- [Prompt]:
Provide nothing but the number of lines containing the string "call".

┏━━

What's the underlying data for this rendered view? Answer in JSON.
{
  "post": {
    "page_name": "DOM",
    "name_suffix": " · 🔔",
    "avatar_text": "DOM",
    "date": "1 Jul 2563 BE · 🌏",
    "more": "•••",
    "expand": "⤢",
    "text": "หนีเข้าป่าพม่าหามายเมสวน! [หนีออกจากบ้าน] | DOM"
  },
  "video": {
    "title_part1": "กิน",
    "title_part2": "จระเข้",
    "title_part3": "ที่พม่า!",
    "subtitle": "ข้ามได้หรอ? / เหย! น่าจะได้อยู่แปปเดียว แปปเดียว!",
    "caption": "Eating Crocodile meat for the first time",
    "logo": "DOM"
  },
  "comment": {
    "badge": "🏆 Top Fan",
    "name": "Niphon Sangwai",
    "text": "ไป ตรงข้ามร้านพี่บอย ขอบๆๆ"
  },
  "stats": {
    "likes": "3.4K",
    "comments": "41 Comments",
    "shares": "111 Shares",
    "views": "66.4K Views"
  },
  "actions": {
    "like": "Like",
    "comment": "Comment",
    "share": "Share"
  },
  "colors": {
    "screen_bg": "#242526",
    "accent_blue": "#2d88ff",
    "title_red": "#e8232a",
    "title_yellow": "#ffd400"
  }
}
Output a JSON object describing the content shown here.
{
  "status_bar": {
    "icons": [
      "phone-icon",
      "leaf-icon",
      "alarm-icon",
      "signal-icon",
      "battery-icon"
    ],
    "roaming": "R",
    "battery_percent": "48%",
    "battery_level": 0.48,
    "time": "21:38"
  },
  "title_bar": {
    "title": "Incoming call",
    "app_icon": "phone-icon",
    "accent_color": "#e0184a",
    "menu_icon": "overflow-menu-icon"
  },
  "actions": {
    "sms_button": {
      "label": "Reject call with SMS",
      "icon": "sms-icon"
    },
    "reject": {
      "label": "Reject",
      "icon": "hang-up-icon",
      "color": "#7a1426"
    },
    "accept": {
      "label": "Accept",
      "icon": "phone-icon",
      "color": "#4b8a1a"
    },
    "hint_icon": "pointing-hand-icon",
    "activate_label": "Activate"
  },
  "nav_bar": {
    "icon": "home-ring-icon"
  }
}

┗━━

- [Final result]:
2